[SELECTED EXCERPT]:

+ + + + +

Re: AutoFS+NFSv4 server down = LOOOOONG timeout.

Carlos André <candrecn@xxxxxxxxx> · Wed, 12 Aug 2009 12:00:19 -0300

Hi Ian,
I'm getting crazy trying put "retry=" to work on mount... this option
just DONT WORK if use proto=tcp and/OR kerberos (sec=krb5/krb5i/krb5p)
like you can see on my previous emails...

I appreciate any help.

Carlos.

2009/8/12 Ian Kent <ikent@xxxxxxxxxx>:
> Chuck Lever wrote:
>> On Aug 11, 2009, at 8:41 AM, Carlos André wrote:
>>> This long timeout is good if workstation need mount a critical
>>> directory using /etc/fstab on boot (for example)..
>>> But in my case, using this loooong timeout doesnt make any sense,
>>> since autofs retry mount directory on-access. This in fact gives me
>>> alot of headaches, coz user login 'll just hangs if one server goes
>>> down for any reason, and will again hangs if user try access directory
>>> pointing to a NFS down server...
>>
>> "retry=0" means the mount command will fail as soon as the first
>> mount(2) system call fails.  When you set SYN retries to 1, this means
>> after 9 seconds, the connect fails, and that causes the mount(2) system
>> call to fail.
>>
>> Recent conversations with Ian suggested that a long timeout was desired
>> for automounter as well as other cases.  Ian, is there something else we
>> need to consider to determine the correct retry timeout for NFS/TCP
>> mount points handled via automounter?  How should mount.nfs wait so we
>> don't make other use cases worse?  (Looks like most of the history is
>> intact below).
>
> Of course we know that autofs is entirely at the mercy of mount(8) (and
> mount.nfs in particular). This has always been a difficult situation for
> the automounter because interactive mount invocations should wait. But I
> believe automount mounts should always time out quickly, but that leads
> to its own set of problems, especially when home directories are concerned.
>
> I think adding "retry=0" is the right thing to do myself but I'm not
> certain that will work as we expect. I'll have to do some experimentation.
>
>>
>> How long do you think is appropriate for the automounter to wait if the
>> server is down, in your case, Carlos?
>>
>>> Am losing something or there have was something weirdo...!?

+ + + + +

[RECORDS PROVIDED]:
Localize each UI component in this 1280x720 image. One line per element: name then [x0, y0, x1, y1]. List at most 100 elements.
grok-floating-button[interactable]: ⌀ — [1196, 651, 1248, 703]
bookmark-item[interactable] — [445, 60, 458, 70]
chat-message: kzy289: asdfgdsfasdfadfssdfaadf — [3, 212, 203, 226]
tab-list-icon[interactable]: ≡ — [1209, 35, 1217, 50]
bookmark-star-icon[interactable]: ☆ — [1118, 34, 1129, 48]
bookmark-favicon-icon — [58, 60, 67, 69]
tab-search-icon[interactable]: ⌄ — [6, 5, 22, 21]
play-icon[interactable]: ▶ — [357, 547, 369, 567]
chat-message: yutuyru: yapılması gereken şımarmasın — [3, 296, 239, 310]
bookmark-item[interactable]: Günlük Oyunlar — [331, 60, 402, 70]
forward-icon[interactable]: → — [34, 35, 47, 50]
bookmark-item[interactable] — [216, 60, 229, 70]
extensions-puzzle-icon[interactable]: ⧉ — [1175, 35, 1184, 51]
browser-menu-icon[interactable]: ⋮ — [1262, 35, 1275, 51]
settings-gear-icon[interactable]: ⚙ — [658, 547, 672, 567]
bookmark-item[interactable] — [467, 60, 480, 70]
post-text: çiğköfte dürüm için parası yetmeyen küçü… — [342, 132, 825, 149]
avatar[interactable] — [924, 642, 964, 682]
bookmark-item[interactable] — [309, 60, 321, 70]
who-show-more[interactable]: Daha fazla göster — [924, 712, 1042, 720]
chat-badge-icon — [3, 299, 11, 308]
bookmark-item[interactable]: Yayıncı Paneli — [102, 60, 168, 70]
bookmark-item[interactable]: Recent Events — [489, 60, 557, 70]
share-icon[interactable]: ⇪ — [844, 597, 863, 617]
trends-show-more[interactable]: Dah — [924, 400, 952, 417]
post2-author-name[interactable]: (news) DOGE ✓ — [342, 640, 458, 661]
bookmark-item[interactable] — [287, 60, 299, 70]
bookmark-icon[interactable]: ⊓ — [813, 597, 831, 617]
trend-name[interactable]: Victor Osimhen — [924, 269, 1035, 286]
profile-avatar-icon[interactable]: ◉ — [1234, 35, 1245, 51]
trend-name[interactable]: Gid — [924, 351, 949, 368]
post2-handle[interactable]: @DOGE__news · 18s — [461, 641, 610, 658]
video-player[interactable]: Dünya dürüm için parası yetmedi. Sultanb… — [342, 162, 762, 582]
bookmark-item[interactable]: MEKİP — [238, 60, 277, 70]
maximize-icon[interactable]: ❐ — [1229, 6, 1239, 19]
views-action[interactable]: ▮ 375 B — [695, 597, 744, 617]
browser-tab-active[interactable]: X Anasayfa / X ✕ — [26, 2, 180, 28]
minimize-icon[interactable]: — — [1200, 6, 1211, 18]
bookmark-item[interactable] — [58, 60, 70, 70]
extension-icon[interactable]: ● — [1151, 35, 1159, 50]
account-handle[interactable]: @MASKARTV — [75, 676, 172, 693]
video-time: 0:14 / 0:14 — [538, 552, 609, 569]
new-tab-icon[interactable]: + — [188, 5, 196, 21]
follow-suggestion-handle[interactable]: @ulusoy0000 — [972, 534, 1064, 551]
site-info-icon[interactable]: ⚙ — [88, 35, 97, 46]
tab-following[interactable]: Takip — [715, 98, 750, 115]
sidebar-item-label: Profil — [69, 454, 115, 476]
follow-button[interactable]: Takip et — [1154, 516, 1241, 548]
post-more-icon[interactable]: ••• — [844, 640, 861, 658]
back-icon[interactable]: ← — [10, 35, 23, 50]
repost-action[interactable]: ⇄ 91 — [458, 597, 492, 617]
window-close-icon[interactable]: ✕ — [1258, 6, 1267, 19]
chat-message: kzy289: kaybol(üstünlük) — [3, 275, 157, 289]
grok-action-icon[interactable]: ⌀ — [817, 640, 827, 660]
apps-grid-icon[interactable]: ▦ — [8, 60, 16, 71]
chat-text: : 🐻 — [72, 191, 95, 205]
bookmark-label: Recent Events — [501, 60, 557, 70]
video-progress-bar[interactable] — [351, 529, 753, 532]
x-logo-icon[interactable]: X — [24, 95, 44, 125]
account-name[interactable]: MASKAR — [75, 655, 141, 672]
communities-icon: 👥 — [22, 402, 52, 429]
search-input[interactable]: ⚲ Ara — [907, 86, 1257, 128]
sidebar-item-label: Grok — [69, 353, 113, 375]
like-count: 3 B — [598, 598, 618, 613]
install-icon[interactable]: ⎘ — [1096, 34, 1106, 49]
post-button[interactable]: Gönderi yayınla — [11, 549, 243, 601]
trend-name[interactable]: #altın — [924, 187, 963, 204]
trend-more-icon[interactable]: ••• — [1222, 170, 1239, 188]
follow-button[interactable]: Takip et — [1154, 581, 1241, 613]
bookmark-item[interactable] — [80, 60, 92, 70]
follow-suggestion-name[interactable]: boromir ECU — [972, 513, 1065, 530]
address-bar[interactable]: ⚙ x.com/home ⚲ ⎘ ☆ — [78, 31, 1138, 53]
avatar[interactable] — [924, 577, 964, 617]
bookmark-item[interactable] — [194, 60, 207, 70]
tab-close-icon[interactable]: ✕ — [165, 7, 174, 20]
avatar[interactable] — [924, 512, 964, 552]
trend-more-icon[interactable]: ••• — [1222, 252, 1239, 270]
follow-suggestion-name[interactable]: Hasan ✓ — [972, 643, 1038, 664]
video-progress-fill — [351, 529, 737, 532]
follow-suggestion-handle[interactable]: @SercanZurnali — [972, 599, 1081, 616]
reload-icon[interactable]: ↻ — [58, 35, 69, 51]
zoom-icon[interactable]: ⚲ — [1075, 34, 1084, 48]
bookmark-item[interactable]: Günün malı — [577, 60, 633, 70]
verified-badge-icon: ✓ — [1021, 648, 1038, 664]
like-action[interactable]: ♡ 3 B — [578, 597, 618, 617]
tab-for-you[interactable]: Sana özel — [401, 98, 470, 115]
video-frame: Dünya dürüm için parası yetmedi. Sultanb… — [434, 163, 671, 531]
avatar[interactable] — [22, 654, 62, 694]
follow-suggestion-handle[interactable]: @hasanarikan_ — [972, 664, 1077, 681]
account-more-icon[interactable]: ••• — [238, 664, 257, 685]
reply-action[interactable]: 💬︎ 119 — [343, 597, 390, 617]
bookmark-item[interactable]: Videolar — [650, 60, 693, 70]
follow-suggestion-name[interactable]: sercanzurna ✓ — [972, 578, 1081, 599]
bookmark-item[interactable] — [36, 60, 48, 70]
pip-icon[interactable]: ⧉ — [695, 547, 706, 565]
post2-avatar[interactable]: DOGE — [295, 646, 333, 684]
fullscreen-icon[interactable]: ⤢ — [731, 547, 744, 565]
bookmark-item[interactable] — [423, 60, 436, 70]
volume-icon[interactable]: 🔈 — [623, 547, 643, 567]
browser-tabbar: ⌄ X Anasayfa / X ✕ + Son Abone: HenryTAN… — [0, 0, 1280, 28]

+ + + + +

[PARTS OF THE EXERCISE]:
A) List every person named in the AutoFS timeout thread.
B) Reproduce the passage of the AutoFS timeout thread that opens with "Re: AutoFS+NFSv4 server" and closes with "my previous emails...", swapping "kerberos" for "Kerberos".

[SOLUTIONS TO THE EXERCISE]:
A) Carlos André, Ian Kent, Chuck Lever

B)
Re: AutoFS+NFSv4 server down = LOOOOONG timeout.

Carlos André <candrecn@xxxxxxxxx> · Wed, 12 Aug 2009 12:00:19 -0300

Hi Ian,
I'm getting crazy trying put "retry=" to work on mount... this option
just DONT WORK if use proto=tcp and/OR Kerberos (sec=krb5/krb5i/krb5p)
like you can see on my previous emails...